Problem to work on: Each line below that contains "COVID" counts once; report the total and nothing more.

Data to use:
-------

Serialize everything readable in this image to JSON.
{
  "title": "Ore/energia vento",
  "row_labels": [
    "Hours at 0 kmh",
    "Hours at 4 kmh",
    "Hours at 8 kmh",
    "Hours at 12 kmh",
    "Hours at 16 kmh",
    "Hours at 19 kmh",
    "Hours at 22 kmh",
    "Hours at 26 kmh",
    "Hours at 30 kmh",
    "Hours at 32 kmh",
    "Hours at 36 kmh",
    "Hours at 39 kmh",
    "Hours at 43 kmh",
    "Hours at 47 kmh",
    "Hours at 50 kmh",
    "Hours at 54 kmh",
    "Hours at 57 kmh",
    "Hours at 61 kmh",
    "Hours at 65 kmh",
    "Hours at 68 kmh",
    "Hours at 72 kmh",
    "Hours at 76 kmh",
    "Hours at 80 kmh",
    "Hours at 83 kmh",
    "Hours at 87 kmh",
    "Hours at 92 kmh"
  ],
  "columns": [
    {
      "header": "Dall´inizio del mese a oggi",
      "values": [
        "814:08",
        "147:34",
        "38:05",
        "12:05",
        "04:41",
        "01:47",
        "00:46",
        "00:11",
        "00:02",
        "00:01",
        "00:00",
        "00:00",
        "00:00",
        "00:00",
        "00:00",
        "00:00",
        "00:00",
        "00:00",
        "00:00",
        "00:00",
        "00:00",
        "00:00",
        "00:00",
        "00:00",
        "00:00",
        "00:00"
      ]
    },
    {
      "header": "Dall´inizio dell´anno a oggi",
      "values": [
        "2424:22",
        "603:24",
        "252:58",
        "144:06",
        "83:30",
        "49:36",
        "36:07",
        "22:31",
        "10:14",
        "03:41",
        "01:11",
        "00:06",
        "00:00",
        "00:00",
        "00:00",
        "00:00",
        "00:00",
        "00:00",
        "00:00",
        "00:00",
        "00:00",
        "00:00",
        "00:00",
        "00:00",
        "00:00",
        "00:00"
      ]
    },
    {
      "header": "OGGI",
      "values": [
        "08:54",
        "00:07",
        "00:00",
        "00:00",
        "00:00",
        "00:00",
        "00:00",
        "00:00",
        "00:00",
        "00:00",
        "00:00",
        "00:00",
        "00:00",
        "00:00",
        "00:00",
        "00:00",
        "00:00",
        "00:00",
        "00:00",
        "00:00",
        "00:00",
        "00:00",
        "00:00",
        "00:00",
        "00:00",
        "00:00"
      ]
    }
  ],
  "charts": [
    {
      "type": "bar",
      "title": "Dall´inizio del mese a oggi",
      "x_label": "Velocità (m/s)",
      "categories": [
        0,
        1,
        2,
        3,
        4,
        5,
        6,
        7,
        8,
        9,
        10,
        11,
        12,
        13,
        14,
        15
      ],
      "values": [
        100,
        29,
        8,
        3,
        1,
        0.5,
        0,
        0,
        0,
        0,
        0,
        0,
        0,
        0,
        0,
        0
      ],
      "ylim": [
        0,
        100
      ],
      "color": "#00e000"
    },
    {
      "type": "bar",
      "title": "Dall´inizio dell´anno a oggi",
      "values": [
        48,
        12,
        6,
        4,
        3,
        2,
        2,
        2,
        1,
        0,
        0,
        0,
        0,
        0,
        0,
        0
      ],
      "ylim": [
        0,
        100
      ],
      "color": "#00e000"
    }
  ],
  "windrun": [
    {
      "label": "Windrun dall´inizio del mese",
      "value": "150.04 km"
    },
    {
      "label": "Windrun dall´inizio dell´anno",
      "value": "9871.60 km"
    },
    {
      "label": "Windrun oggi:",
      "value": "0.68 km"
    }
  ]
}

-------

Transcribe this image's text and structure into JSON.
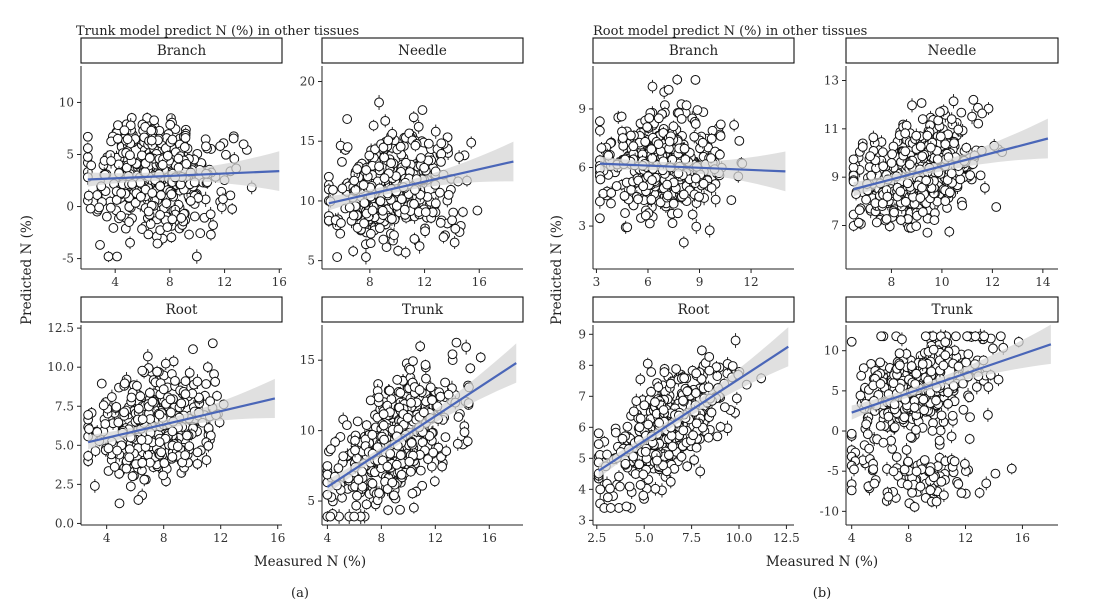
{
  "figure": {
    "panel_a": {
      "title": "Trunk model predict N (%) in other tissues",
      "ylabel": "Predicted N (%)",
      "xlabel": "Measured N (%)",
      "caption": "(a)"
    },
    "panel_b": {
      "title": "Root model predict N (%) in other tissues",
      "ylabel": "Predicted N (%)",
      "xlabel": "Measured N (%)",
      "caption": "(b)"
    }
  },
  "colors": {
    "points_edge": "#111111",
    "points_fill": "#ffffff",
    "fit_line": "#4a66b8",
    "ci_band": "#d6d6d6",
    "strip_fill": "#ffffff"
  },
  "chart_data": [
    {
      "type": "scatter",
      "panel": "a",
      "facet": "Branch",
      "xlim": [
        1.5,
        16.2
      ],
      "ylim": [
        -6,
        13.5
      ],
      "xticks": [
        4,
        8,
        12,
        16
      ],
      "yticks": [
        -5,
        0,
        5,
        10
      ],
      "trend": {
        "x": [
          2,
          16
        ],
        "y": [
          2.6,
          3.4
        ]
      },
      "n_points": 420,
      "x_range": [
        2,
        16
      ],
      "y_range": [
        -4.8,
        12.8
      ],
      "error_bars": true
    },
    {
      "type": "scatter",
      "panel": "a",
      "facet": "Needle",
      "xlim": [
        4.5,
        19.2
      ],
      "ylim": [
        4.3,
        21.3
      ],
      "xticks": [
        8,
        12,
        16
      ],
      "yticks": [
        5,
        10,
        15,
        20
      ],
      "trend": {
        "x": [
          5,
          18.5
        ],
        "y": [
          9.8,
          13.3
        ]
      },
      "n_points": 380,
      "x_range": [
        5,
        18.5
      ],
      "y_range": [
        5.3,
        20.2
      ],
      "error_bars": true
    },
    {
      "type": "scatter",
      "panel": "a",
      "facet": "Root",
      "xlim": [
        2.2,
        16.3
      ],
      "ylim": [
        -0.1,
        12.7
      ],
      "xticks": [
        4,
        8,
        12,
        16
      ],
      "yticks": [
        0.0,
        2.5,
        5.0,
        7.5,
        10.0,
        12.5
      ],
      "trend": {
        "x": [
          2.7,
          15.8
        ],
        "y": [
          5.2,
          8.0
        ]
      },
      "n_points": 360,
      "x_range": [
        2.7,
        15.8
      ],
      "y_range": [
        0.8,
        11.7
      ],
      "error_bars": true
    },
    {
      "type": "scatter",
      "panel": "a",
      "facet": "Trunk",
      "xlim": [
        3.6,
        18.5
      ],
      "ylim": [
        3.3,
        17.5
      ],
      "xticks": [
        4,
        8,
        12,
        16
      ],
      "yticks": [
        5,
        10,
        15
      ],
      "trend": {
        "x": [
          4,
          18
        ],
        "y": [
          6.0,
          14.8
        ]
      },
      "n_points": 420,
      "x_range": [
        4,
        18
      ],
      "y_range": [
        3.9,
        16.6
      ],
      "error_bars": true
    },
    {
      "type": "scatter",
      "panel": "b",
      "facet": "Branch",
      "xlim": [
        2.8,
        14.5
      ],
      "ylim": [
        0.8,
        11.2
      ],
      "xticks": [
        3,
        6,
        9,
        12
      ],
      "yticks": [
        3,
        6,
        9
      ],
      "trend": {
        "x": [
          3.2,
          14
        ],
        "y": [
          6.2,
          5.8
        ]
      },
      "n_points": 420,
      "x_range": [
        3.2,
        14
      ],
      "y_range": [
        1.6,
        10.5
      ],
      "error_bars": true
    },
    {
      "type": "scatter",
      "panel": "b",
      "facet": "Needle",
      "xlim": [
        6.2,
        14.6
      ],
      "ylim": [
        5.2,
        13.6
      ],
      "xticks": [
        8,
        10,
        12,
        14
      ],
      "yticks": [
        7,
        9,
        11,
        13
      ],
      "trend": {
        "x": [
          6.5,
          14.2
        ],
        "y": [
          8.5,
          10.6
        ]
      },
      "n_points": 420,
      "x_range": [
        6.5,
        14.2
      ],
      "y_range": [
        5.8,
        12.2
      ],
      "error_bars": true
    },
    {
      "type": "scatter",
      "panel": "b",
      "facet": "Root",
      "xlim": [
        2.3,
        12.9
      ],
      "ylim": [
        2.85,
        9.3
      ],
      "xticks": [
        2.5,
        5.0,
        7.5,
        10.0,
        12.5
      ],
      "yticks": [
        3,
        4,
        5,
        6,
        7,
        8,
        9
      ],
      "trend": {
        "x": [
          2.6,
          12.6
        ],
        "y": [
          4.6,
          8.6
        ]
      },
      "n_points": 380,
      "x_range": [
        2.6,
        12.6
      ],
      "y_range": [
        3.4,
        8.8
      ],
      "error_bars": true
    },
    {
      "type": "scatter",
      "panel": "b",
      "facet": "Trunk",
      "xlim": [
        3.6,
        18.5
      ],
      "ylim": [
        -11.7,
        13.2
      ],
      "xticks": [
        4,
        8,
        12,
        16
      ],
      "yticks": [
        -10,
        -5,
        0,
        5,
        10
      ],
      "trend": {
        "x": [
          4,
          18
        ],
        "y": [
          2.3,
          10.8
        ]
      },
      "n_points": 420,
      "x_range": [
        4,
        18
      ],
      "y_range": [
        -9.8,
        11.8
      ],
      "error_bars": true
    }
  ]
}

-------

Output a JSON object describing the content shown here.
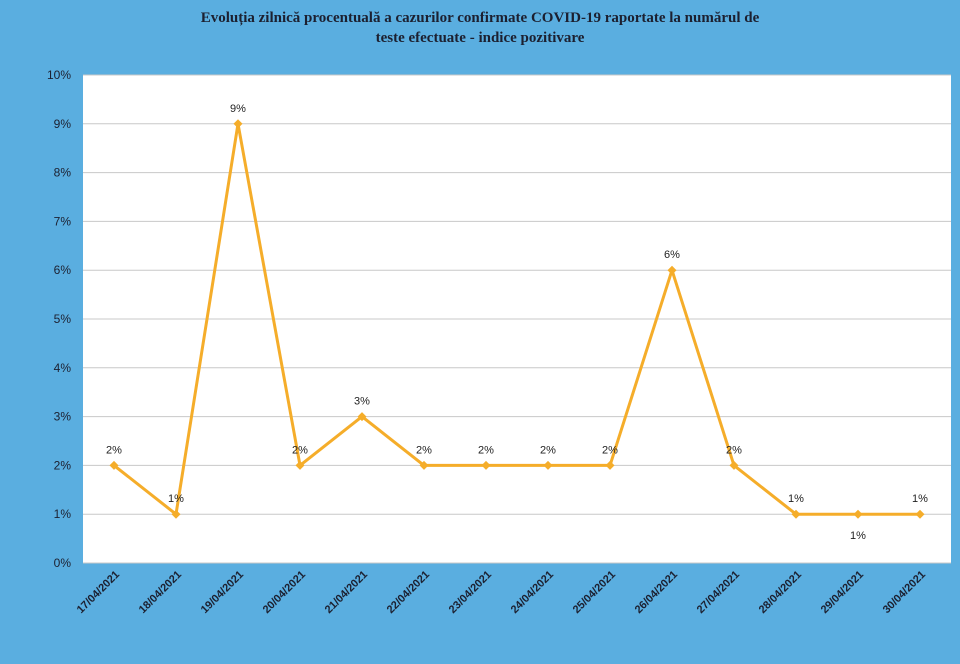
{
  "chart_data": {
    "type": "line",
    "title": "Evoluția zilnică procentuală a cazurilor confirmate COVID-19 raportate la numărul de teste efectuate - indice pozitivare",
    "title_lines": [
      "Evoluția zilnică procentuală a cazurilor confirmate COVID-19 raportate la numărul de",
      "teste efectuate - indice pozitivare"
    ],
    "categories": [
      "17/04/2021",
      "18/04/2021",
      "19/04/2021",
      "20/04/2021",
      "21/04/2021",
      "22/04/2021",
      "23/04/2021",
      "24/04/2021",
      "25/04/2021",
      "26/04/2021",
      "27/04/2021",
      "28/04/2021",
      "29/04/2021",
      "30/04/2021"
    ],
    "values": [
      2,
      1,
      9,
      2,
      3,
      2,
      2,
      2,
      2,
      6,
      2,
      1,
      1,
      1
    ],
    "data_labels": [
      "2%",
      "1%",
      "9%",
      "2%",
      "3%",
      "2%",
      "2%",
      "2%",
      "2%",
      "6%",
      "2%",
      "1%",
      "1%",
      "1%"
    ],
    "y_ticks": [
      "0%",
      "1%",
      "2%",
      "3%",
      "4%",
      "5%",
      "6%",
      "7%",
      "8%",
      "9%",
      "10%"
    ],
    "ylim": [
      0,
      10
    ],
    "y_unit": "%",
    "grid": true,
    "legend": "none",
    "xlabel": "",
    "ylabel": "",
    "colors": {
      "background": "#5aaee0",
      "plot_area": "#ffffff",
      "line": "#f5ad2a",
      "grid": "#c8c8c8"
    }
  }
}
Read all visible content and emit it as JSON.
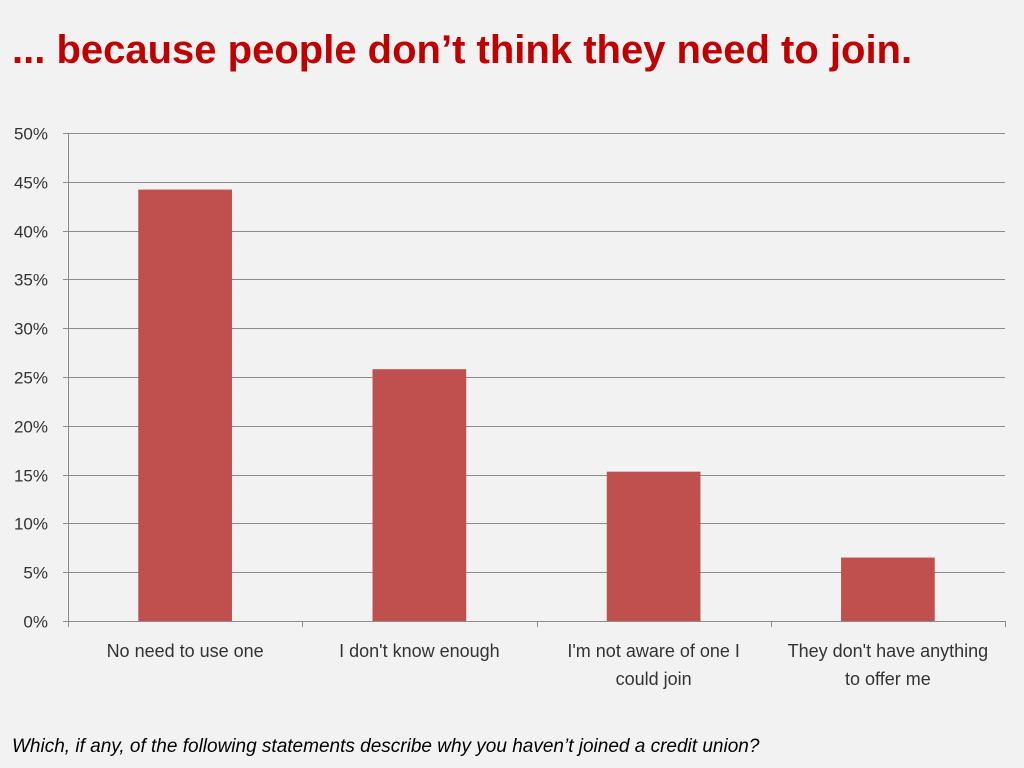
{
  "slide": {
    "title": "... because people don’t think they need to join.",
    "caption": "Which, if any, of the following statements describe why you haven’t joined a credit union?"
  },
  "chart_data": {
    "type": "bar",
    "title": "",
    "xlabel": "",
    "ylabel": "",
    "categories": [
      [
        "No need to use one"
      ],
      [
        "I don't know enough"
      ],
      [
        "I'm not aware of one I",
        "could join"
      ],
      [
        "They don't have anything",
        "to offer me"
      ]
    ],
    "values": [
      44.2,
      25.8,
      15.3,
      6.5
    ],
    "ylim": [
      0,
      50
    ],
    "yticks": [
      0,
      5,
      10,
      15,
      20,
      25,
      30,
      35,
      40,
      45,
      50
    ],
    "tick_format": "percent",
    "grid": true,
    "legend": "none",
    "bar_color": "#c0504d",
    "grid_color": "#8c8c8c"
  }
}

-------

Exercise output: 2